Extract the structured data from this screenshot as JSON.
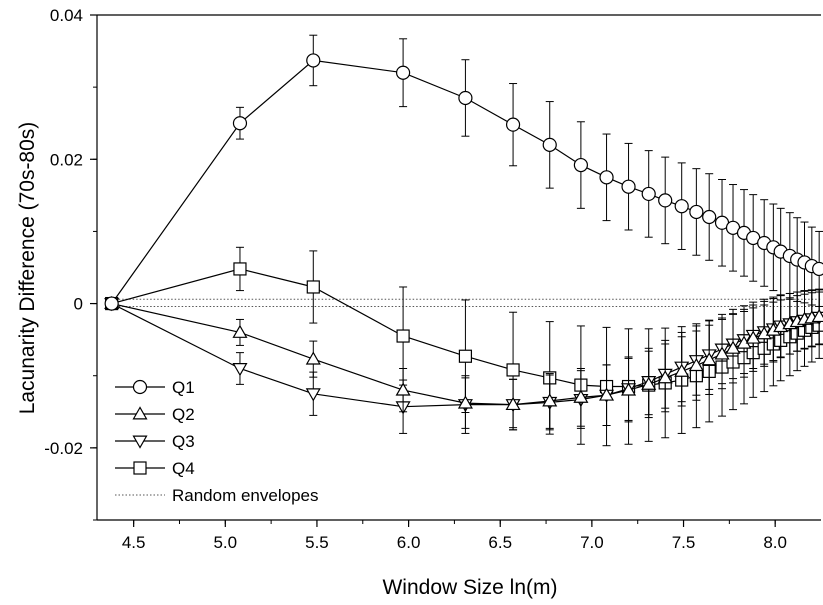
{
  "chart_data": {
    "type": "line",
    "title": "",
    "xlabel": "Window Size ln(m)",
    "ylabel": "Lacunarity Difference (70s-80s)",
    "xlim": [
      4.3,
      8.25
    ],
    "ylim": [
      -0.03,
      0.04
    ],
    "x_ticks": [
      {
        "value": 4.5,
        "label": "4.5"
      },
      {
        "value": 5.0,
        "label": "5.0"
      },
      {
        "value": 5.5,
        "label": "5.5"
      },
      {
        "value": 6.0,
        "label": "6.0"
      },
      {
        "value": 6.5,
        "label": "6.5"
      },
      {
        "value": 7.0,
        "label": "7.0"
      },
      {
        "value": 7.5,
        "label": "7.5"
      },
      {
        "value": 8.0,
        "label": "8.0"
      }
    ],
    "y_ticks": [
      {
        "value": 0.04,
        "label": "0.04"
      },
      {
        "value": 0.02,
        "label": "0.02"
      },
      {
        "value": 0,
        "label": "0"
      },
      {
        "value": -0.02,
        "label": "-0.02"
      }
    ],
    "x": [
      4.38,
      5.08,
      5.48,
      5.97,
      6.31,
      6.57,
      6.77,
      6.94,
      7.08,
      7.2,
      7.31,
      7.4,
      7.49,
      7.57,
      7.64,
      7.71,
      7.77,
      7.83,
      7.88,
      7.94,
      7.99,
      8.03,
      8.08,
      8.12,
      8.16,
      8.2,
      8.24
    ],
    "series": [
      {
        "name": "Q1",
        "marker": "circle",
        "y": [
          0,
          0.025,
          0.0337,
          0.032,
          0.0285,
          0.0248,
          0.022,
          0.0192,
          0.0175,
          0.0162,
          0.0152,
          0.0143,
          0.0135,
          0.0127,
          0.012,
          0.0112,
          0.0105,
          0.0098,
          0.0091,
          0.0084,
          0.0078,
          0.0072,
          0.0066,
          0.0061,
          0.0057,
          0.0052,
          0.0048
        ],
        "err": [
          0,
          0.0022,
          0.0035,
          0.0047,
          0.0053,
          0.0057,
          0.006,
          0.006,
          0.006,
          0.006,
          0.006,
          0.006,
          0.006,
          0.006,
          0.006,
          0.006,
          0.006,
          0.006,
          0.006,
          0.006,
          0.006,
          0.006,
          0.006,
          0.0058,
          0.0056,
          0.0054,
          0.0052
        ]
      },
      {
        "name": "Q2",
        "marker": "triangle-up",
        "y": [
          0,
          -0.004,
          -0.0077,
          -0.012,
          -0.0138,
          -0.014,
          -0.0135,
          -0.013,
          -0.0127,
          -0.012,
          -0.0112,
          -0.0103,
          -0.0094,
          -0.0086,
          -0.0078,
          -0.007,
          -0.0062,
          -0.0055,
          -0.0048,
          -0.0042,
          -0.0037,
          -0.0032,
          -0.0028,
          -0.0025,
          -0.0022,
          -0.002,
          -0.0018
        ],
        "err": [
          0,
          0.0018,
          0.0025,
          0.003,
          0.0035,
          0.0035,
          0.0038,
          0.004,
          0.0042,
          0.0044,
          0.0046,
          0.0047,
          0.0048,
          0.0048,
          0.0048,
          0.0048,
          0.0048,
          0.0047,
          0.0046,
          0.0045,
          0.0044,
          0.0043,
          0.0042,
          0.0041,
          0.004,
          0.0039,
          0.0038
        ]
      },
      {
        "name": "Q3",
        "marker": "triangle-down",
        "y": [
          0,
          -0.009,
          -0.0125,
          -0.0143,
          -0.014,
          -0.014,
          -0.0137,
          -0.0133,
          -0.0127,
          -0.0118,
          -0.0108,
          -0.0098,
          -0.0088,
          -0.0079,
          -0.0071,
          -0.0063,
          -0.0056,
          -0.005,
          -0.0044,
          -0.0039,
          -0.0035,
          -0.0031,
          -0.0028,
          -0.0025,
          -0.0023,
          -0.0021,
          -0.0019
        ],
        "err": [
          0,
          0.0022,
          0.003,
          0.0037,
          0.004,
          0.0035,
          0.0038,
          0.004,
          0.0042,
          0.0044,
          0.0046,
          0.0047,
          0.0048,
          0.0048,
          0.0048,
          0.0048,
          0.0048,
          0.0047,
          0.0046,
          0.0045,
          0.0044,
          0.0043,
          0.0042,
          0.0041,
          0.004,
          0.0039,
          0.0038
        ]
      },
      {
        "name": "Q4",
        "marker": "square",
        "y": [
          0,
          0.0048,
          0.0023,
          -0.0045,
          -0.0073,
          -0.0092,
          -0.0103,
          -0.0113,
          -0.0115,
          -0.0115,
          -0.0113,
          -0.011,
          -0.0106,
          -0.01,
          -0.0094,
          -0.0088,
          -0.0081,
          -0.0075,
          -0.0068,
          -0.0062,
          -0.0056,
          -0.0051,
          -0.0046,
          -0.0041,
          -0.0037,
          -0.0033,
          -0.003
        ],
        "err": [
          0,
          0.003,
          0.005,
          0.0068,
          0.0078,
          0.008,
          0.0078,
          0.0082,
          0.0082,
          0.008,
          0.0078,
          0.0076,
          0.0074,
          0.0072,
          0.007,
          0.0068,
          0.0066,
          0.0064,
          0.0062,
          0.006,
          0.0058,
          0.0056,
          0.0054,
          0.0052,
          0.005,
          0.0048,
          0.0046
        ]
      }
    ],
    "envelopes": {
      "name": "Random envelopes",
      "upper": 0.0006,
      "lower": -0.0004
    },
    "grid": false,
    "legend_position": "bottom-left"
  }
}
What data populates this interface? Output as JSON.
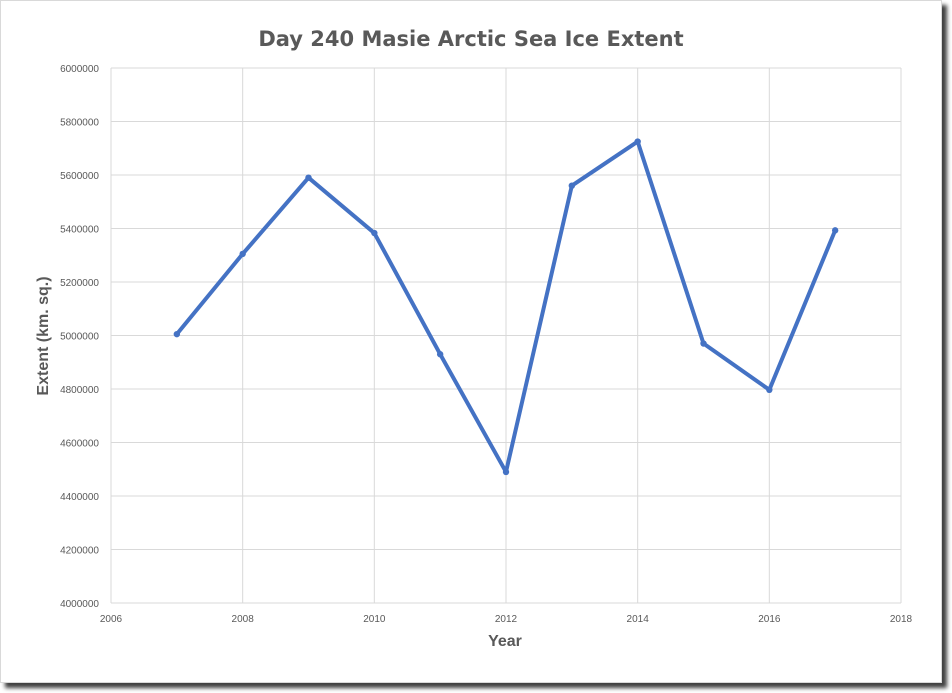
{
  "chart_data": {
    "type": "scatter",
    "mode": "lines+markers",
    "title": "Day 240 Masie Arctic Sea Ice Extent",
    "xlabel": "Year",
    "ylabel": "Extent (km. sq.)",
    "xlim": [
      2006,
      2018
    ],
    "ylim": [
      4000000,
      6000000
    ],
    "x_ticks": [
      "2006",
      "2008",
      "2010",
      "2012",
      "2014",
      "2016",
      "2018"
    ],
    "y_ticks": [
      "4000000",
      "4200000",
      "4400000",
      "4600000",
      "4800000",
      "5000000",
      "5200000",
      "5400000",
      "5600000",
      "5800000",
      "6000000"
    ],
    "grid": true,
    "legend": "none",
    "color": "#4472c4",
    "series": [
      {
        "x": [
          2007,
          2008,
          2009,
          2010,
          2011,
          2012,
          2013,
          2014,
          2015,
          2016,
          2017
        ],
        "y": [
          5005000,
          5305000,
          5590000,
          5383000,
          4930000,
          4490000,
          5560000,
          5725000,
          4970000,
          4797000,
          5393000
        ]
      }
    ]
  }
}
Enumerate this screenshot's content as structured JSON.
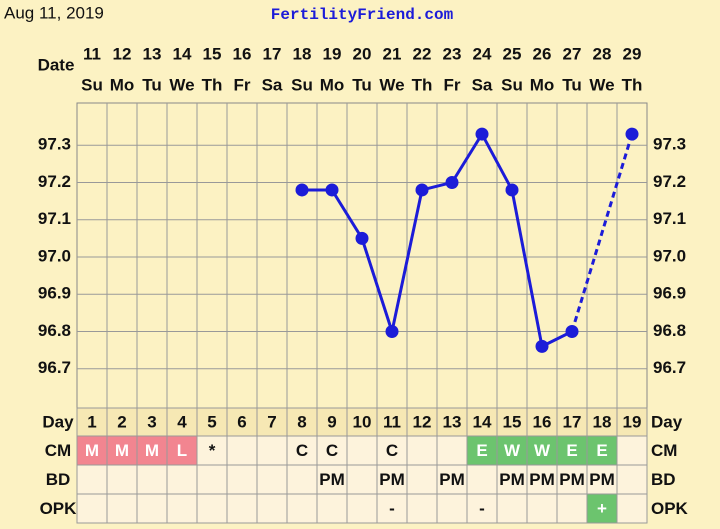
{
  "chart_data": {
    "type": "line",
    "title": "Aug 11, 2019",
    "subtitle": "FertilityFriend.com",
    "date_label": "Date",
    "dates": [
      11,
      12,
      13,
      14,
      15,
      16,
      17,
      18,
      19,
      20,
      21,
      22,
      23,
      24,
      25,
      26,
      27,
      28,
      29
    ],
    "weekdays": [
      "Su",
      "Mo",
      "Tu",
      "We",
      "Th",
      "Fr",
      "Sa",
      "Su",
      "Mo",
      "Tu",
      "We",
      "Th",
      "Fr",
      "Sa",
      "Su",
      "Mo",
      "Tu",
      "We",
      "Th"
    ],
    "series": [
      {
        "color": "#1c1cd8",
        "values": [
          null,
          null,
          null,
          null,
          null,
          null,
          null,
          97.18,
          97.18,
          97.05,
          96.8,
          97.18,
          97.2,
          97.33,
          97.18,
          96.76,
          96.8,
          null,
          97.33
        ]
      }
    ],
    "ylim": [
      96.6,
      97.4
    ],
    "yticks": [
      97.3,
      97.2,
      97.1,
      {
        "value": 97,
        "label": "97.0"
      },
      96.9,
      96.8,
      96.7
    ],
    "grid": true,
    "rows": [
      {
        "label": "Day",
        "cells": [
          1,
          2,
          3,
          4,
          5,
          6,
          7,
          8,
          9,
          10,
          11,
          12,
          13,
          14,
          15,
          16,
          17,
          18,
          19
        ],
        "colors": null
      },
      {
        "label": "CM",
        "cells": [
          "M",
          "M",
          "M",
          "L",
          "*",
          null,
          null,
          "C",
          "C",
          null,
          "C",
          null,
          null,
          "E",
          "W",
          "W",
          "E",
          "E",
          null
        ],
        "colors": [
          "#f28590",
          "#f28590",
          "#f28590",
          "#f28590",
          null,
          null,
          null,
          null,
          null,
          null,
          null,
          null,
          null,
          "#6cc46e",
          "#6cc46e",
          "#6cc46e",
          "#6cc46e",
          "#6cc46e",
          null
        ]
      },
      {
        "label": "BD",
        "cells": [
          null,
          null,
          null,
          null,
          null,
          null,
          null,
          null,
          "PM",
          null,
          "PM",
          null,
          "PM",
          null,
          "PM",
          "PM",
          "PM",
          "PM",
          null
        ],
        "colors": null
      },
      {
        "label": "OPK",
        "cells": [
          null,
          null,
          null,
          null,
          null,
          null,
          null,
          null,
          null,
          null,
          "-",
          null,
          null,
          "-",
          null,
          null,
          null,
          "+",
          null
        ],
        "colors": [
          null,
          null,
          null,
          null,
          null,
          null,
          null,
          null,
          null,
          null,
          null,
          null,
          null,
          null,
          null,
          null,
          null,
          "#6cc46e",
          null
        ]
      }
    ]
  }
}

- - - - -

# SHORT PROBLEM
Locate the word "Extent" in the records above, and return each line that has it.

# OUTPUT OF THE TASK
    "title": "Day 240 Masie Arctic Sea Ice Extent",
    "ylabel": "Extent (km. sq.)",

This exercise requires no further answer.